INFORMATION PROVIDED
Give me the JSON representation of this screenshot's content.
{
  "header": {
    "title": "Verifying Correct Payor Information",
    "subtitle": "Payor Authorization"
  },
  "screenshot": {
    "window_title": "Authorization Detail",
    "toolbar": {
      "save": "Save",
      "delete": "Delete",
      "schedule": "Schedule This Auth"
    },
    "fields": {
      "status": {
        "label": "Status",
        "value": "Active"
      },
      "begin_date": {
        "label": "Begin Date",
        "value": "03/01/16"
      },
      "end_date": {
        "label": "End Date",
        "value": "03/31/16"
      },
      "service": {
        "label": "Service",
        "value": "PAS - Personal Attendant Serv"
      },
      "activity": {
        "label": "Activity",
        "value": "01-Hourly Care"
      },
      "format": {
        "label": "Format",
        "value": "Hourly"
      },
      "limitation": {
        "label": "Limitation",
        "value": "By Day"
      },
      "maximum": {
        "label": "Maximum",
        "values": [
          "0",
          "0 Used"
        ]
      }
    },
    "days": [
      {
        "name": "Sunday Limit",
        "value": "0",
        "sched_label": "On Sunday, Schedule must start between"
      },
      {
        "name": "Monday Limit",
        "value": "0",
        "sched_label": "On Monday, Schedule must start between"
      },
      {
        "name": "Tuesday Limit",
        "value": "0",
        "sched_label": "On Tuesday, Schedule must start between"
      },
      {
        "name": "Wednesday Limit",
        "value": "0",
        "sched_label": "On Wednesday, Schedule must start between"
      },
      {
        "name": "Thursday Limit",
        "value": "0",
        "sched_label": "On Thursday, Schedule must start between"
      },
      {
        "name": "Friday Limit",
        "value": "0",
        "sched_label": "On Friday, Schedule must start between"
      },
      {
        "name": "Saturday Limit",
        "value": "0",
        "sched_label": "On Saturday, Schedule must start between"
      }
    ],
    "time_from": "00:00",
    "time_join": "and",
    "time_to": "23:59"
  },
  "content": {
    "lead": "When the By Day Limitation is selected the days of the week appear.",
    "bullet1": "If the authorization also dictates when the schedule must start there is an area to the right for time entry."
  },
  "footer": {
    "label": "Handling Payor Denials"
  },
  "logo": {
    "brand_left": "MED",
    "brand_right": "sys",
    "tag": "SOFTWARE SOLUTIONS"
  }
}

WHAT IS NEEDED
Find every line containing the word "must", then give the total and nothing more.

OUTPUT BELOW
8